**Task prompt:** Seek out every line containing the word "atenasyon", and copy each.

**Data for processing:**
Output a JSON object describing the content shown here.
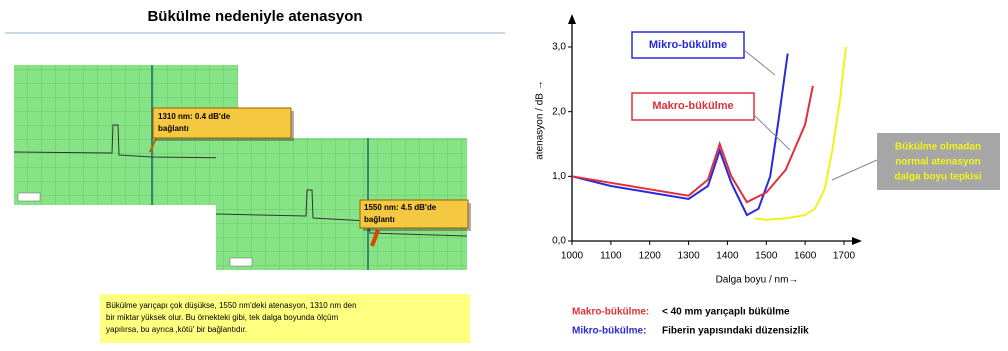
{
  "title": "Bükülme nedeniyle atenasyon",
  "callouts": [
    [
      "1310 nm: 0.4 dB'de",
      "bağlantı"
    ],
    [
      "1550 nm: 4.5 dB'de",
      "bağlantı"
    ]
  ],
  "note": [
    "Bükülme yarıçapı çok düşükse, 1550 nm'deki atenasyon, 1310 nm den",
    "bir miktar yüksek olur. Bu örnekteki gibi, tek dalga boyunda ölçüm",
    "yapılırsa, bu ayrıca ‚kötü' bir bağlantıdır."
  ],
  "chart_data": {
    "type": "line",
    "y_label": "atenasyon / dB →",
    "x_label": "Dalga boyu / nm→",
    "xlim": [
      1000,
      1700
    ],
    "xticks": [
      1000,
      1100,
      1200,
      1300,
      1400,
      1500,
      1600,
      1700
    ],
    "ylim": [
      0,
      3
    ],
    "yticks": [
      {
        "value": 0,
        "label": "0,0"
      },
      {
        "value": 1,
        "label": "1,0"
      },
      {
        "value": 2,
        "label": "2,0"
      },
      {
        "value": 3,
        "label": "3,0"
      }
    ],
    "series": [
      {
        "name": "Mikro-bükülme",
        "color": "#2a2ad8",
        "x": [
          1000,
          1100,
          1200,
          1300,
          1350,
          1380,
          1410,
          1450,
          1480,
          1510,
          1530,
          1555
        ],
        "values": [
          1.0,
          0.85,
          0.75,
          0.65,
          0.85,
          1.4,
          0.9,
          0.4,
          0.5,
          1.0,
          1.8,
          2.9
        ]
      },
      {
        "name": "Makro-bükülme",
        "color": "#e0303a",
        "x": [
          1000,
          1100,
          1200,
          1300,
          1350,
          1380,
          1410,
          1450,
          1500,
          1550,
          1600,
          1620
        ],
        "values": [
          1.0,
          0.9,
          0.8,
          0.7,
          0.95,
          1.5,
          1.0,
          0.6,
          0.75,
          1.1,
          1.8,
          2.4
        ]
      },
      {
        "name": [
          "Bükülme olmadan",
          "normal atenasyon",
          "dalga boyu tepkisi"
        ],
        "color": "#f2f21a",
        "x": [
          1470,
          1500,
          1550,
          1600,
          1625,
          1650,
          1670,
          1690,
          1705
        ],
        "values": [
          0.35,
          0.33,
          0.35,
          0.4,
          0.5,
          0.8,
          1.4,
          2.2,
          3.0
        ]
      }
    ],
    "legend": [
      [
        "Makro-bükülme:",
        "< 40 mm yarıçaplı bükülme"
      ],
      [
        "Mikro-bükülme:",
        "Fiberin yapısındaki düzensizlik"
      ]
    ]
  }
}
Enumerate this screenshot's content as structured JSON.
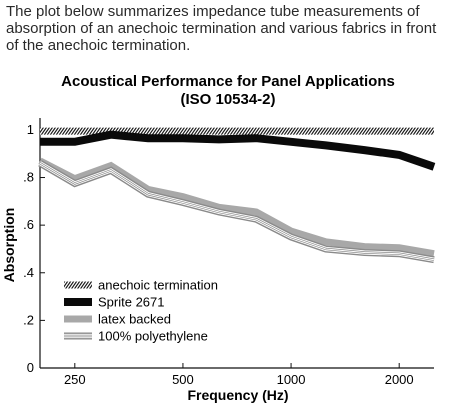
{
  "intro_text": "The plot below summarizes impedance tube measurements of absorption of an anechoic termination and various fabrics in front of the anechoic termination.",
  "chart_data": {
    "type": "line",
    "title": "Acoustical Performance for Panel Applications",
    "subtitle": "(ISO 10534-2)",
    "xlabel": "Frequency (Hz)",
    "ylabel": "Absorption",
    "x_scale": "log",
    "xlim": [
      200,
      2500
    ],
    "ylim": [
      0,
      1.05
    ],
    "x_ticks": [
      {
        "value": 250,
        "label": "250"
      },
      {
        "value": 500,
        "label": "500"
      },
      {
        "value": 1000,
        "label": "1000"
      },
      {
        "value": 2000,
        "label": "2000"
      }
    ],
    "y_ticks": [
      {
        "value": 0,
        "label": "0"
      },
      {
        "value": 0.2,
        "label": ".2"
      },
      {
        "value": 0.4,
        "label": ".4"
      },
      {
        "value": 0.6,
        "label": ".6"
      },
      {
        "value": 0.8,
        "label": ".8"
      },
      {
        "value": 1.0,
        "label": "1"
      }
    ],
    "grid": false,
    "legend_position": "bottom-left",
    "x": [
      200,
      250,
      315,
      400,
      500,
      630,
      800,
      1000,
      1250,
      1600,
      2000,
      2500
    ],
    "series": [
      {
        "name": "anechoic termination",
        "style": "hatched",
        "values": [
          0.995,
          0.995,
          0.995,
          0.995,
          0.995,
          0.995,
          0.995,
          0.995,
          0.995,
          0.995,
          0.995,
          0.995
        ]
      },
      {
        "name": "Sprite 2671",
        "style": "thick-black",
        "values": [
          0.95,
          0.95,
          0.98,
          0.965,
          0.965,
          0.96,
          0.965,
          0.95,
          0.935,
          0.915,
          0.895,
          0.845
        ]
      },
      {
        "name": "latex backed",
        "style": "thick-gray",
        "values": [
          0.87,
          0.795,
          0.85,
          0.75,
          0.72,
          0.675,
          0.655,
          0.575,
          0.53,
          0.51,
          0.505,
          0.48
        ]
      },
      {
        "name": "100% polyethylene",
        "style": "triple-line",
        "values": [
          0.86,
          0.775,
          0.83,
          0.73,
          0.695,
          0.655,
          0.625,
          0.55,
          0.5,
          0.485,
          0.48,
          0.455
        ]
      }
    ]
  }
}
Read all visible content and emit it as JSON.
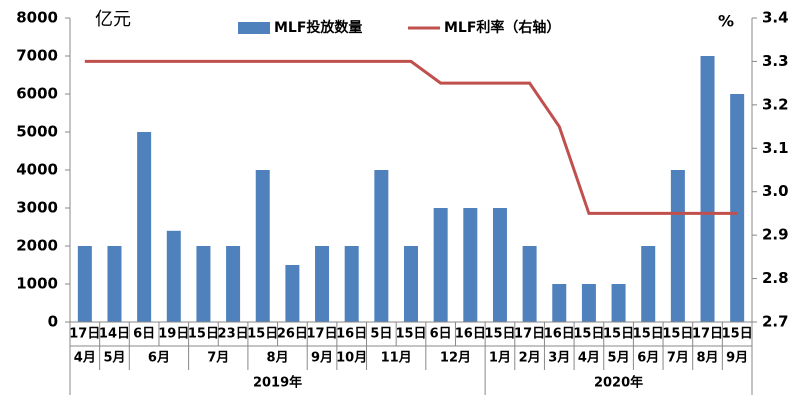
{
  "chart_data": {
    "type": "bar_line",
    "y_unit": "亿元",
    "y2_unit": "%",
    "years": [
      {
        "label": "2019年",
        "months": [
          {
            "label": "4月",
            "days": [
              "17日"
            ]
          },
          {
            "label": "5月",
            "days": [
              "14日"
            ]
          },
          {
            "label": "6月",
            "days": [
              "6日",
              "19日"
            ]
          },
          {
            "label": "7月",
            "days": [
              "15日",
              "23日"
            ]
          },
          {
            "label": "8月",
            "days": [
              "15日",
              "26日"
            ]
          },
          {
            "label": "9月",
            "days": [
              "17日"
            ]
          },
          {
            "label": "10月",
            "days": [
              "16日"
            ]
          },
          {
            "label": "11月",
            "days": [
              "5日",
              "15日"
            ]
          },
          {
            "label": "12月",
            "days": [
              "6日",
              "16日"
            ]
          }
        ]
      },
      {
        "label": "2020年",
        "months": [
          {
            "label": "1月",
            "days": [
              "15日"
            ]
          },
          {
            "label": "2月",
            "days": [
              "17日"
            ]
          },
          {
            "label": "3月",
            "days": [
              "16日"
            ]
          },
          {
            "label": "4月",
            "days": [
              "15日"
            ]
          },
          {
            "label": "5月",
            "days": [
              "15日"
            ]
          },
          {
            "label": "6月",
            "days": [
              "15日"
            ]
          },
          {
            "label": "7月",
            "days": [
              "15日"
            ]
          },
          {
            "label": "8月",
            "days": [
              "17日"
            ]
          },
          {
            "label": "9月",
            "days": [
              "15日"
            ]
          }
        ]
      }
    ],
    "series": [
      {
        "name": "MLF投放数量",
        "type": "bar",
        "color": "#4f81bd",
        "values": [
          2000,
          2000,
          5000,
          2400,
          2000,
          2000,
          4000,
          1500,
          2000,
          2000,
          4000,
          2000,
          3000,
          3000,
          3000,
          2000,
          1000,
          1000,
          1000,
          2000,
          4000,
          7000,
          6000
        ]
      },
      {
        "name": "MLF利率（右轴）",
        "type": "line",
        "axis": "y2",
        "color": "#c0504d",
        "values": [
          3.3,
          3.3,
          3.3,
          3.3,
          3.3,
          3.3,
          3.3,
          3.3,
          3.3,
          3.3,
          3.3,
          3.3,
          3.25,
          3.25,
          3.25,
          3.25,
          3.15,
          2.95,
          2.95,
          2.95,
          2.95,
          2.95,
          2.95
        ]
      }
    ],
    "ylim": [
      0,
      8000
    ],
    "yticks": [
      0,
      1000,
      2000,
      3000,
      4000,
      5000,
      6000,
      7000,
      8000
    ],
    "y2lim": [
      2.7,
      3.4
    ],
    "y2ticks": [
      2.7,
      2.8,
      2.9,
      {
        "value": 3,
        "label": "3.0"
      },
      3.1,
      3.2,
      3.3,
      3.4
    ]
  }
}
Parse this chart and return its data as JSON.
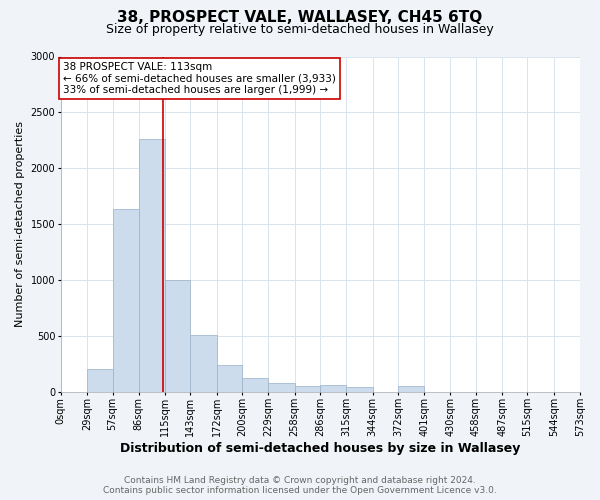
{
  "title": "38, PROSPECT VALE, WALLASEY, CH45 6TQ",
  "subtitle": "Size of property relative to semi-detached houses in Wallasey",
  "xlabel": "Distribution of semi-detached houses by size in Wallasey",
  "ylabel": "Number of semi-detached properties",
  "footer_line1": "Contains HM Land Registry data © Crown copyright and database right 2024.",
  "footer_line2": "Contains public sector information licensed under the Open Government Licence v3.0.",
  "bin_labels": [
    "0sqm",
    "29sqm",
    "57sqm",
    "86sqm",
    "115sqm",
    "143sqm",
    "172sqm",
    "200sqm",
    "229sqm",
    "258sqm",
    "286sqm",
    "315sqm",
    "344sqm",
    "372sqm",
    "401sqm",
    "430sqm",
    "458sqm",
    "487sqm",
    "515sqm",
    "544sqm",
    "573sqm"
  ],
  "bin_edges": [
    0,
    29,
    57,
    86,
    115,
    143,
    172,
    200,
    229,
    258,
    286,
    315,
    344,
    372,
    401,
    430,
    458,
    487,
    515,
    544,
    573
  ],
  "bar_heights": [
    0,
    200,
    1630,
    2260,
    1000,
    510,
    240,
    125,
    75,
    45,
    55,
    40,
    0,
    45,
    0,
    0,
    0,
    0,
    0,
    0
  ],
  "bar_color": "#ccdcec",
  "bar_edge_color": "#9ab0c8",
  "property_size": 113,
  "property_line_color": "#cc0000",
  "annotation_line1": "38 PROSPECT VALE: 113sqm",
  "annotation_line2": "← 66% of semi-detached houses are smaller (3,933)",
  "annotation_line3": "33% of semi-detached houses are larger (1,999) →",
  "annotation_box_color": "#ffffff",
  "annotation_box_edge_color": "#cc0000",
  "ylim": [
    0,
    3000
  ],
  "yticks": [
    0,
    500,
    1000,
    1500,
    2000,
    2500,
    3000
  ],
  "background_color": "#f0f4f8",
  "plot_background_color": "#ffffff",
  "grid_color": "#d8e4ee",
  "title_fontsize": 11,
  "subtitle_fontsize": 9,
  "xlabel_fontsize": 9,
  "ylabel_fontsize": 8,
  "tick_fontsize": 7,
  "annot_fontsize": 7.5,
  "footer_fontsize": 6.5
}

**Written solution:**
  "title": "Bükülme nedeniyle atenasyon",
    "Bükülme yarıçapı çok düşükse, 1550 nm'deki atenasyon, 1310 nm den",
    "y_label": "atenasyon / dB →",
          "normal atenasyon",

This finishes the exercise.